**TASK TO COMPLETE**
Search the material below for the string "this" and extract each line that has it.

Extracted data entries:

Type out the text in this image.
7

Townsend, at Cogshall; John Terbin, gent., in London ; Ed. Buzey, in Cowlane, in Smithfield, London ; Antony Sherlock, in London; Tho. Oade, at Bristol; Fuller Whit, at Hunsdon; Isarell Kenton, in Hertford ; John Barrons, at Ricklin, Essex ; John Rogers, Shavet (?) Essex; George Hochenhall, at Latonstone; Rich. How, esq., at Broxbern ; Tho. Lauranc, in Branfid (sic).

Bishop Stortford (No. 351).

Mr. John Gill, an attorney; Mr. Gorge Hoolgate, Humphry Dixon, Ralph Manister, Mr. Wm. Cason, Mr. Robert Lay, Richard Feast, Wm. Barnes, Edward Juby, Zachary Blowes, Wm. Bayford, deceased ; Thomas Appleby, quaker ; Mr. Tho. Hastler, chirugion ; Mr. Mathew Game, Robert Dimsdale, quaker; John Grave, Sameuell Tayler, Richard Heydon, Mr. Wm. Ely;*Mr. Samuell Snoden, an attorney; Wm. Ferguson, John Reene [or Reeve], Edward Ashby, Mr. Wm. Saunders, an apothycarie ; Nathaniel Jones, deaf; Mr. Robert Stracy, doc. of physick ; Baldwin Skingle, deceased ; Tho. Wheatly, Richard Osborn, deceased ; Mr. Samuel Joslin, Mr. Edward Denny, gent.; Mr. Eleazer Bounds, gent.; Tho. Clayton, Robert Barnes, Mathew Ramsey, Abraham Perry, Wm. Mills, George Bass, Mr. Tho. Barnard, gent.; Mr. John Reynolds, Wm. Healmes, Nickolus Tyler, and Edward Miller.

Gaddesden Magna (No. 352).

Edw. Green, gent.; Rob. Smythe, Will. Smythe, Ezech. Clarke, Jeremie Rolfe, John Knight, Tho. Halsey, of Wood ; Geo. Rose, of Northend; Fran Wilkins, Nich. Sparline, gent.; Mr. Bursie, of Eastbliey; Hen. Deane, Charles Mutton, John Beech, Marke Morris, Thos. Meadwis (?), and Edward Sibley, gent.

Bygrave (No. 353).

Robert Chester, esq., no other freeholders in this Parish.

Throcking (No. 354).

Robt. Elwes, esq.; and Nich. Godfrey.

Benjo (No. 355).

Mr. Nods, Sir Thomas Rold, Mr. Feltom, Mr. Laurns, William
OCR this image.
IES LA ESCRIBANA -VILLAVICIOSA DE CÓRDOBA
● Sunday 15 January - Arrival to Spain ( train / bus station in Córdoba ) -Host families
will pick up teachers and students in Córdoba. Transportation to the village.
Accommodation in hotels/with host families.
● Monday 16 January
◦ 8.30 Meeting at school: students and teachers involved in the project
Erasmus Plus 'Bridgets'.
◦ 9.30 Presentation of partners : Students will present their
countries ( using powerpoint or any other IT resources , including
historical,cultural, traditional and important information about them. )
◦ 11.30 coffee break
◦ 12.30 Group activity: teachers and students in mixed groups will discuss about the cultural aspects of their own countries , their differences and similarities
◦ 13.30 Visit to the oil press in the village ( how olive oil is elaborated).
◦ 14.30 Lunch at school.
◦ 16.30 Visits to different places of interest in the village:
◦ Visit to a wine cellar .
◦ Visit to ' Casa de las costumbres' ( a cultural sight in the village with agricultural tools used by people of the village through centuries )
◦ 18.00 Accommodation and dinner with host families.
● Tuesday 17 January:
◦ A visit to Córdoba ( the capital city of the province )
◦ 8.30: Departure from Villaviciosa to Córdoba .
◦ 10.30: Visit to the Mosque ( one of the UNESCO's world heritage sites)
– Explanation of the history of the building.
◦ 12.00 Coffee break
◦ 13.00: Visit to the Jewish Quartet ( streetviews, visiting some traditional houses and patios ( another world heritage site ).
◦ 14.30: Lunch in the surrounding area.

**RESPONSE**
Type out the text in this image.
Robert Chester, esq., no other freeholders in this Parish.
OCR this image.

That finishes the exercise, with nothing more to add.